All of the material below is to be returned exactly.

RECORDS TO PROCESS |
BEGIN

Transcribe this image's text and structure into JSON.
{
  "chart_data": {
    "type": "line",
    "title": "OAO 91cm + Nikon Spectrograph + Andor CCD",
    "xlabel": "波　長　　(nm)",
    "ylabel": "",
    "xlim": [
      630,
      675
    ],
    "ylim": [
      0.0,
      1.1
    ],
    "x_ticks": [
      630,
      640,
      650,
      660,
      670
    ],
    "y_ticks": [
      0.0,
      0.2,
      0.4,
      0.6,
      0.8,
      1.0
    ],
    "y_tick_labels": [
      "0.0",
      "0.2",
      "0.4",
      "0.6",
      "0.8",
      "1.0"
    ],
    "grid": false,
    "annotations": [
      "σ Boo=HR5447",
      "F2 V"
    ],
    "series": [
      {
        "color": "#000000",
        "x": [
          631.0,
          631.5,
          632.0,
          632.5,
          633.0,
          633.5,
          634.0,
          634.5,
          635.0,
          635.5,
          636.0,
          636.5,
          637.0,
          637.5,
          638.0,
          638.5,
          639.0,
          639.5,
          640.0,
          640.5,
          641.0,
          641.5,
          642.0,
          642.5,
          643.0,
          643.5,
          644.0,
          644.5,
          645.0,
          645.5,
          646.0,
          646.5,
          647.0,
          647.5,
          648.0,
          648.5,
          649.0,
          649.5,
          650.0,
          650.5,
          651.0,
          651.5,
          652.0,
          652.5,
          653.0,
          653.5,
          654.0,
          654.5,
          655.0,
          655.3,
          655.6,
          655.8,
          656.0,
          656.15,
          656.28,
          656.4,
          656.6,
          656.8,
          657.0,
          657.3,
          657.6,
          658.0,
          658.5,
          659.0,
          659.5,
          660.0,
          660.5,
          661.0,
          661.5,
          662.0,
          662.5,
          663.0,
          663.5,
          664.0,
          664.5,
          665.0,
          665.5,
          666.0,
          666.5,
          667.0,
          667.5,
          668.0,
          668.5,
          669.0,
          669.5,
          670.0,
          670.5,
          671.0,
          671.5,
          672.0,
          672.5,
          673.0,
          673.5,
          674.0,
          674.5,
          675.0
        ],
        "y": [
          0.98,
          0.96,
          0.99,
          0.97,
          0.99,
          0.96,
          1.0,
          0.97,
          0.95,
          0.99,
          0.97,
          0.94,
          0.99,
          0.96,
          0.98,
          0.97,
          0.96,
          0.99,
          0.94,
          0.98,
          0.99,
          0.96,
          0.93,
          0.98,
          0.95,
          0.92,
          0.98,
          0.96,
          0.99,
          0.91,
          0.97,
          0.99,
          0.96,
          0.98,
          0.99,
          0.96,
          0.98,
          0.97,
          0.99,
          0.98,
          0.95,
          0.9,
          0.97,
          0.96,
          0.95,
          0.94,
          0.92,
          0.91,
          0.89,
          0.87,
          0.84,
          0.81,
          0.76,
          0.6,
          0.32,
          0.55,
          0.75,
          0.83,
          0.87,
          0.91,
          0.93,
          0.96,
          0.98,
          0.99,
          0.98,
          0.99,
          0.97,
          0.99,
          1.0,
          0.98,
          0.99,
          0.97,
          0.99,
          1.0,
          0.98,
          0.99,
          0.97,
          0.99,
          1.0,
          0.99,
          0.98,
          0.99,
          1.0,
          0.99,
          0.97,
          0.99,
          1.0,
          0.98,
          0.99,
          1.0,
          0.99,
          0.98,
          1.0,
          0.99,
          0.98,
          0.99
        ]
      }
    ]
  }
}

END

SOLUTION TO THE PROBLEM |
Transcribe this image's text and structure into JSON.
{
  "chart_data": {
    "type": "line",
    "title": "OAO 91cm + Nikon Spectrograph + Andor CCD",
    "xlabel": "波　長　　(nm)",
    "ylabel": "",
    "xlim": [
      630,
      675
    ],
    "ylim": [
      0.0,
      1.1
    ],
    "x_ticks": [
      630,
      640,
      650,
      660,
      670
    ],
    "y_ticks": [
      0.0,
      0.2,
      0.4,
      0.6,
      0.8,
      1.0
    ],
    "y_tick_labels": [
      "0.0",
      "0.2",
      "0.4",
      "0.6",
      "0.8",
      "1.0"
    ],
    "grid": false,
    "annotations": [
      "σ Boo=HR5447",
      "F2 V"
    ],
    "series": [
      {
        "color": "#000000",
        "x": [
          631.0,
          631.5,
          632.0,
          632.5,
          633.0,
          633.5,
          634.0,
          634.5,
          635.0,
          635.5,
          636.0,
          636.5,
          637.0,
          637.5,
          638.0,
          638.5,
          639.0,
          639.5,
          640.0,
          640.5,
          641.0,
          641.5,
          642.0,
          642.5,
          643.0,
          643.5,
          644.0,
          644.5,
          645.0,
          645.5,
          646.0,
          646.5,
          647.0,
          647.5,
          648.0,
          648.5,
          649.0,
          649.5,
          650.0,
          650.5,
          651.0,
          651.5,
          652.0,
          652.5,
          653.0,
          653.5,
          654.0,
          654.5,
          655.0,
          655.3,
          655.6,
          655.8,
          656.0,
          656.15,
          656.28,
          656.4,
          656.6,
          656.8,
          657.0,
          657.3,
          657.6,
          658.0,
          658.5,
          659.0,
          659.5,
          660.0,
          660.5,
          661.0,
          661.5,
          662.0,
          662.5,
          663.0,
          663.5,
          664.0,
          664.5,
          665.0,
          665.5,
          666.0,
          666.5,
          667.0,
          667.5,
          668.0,
          668.5,
          669.0,
          669.5,
          670.0,
          670.5,
          671.0,
          671.5,
          672.0,
          672.5,
          673.0,
          673.5,
          674.0,
          674.5,
          675.0
        ],
        "y": [
          0.98,
          0.96,
          0.99,
          0.97,
          0.99,
          0.96,
          1.0,
          0.97,
          0.95,
          0.99,
          0.97,
          0.94,
          0.99,
          0.96,
          0.98,
          0.97,
          0.96,
          0.99,
          0.94,
          0.98,
          0.99,
          0.96,
          0.93,
          0.98,
          0.95,
          0.92,
          0.98,
          0.96,
          0.99,
          0.91,
          0.97,
          0.99,
          0.96,
          0.98,
          0.99,
          0.96,
          0.98,
          0.97,
          0.99,
          0.98,
          0.95,
          0.9,
          0.97,
          0.96,
          0.95,
          0.94,
          0.92,
          0.91,
          0.89,
          0.87,
          0.84,
          0.81,
          0.76,
          0.6,
          0.32,
          0.55,
          0.75,
          0.83,
          0.87,
          0.91,
          0.93,
          0.96,
          0.98,
          0.99,
          0.98,
          0.99,
          0.97,
          0.99,
          1.0,
          0.98,
          0.99,
          0.97,
          0.99,
          1.0,
          0.98,
          0.99,
          0.97,
          0.99,
          1.0,
          0.99,
          0.98,
          0.99,
          1.0,
          0.99,
          0.97,
          0.99,
          1.0,
          0.98,
          0.99,
          1.0,
          0.99,
          0.98,
          1.0,
          0.99,
          0.98,
          0.99
        ]
      }
    ]
  }
}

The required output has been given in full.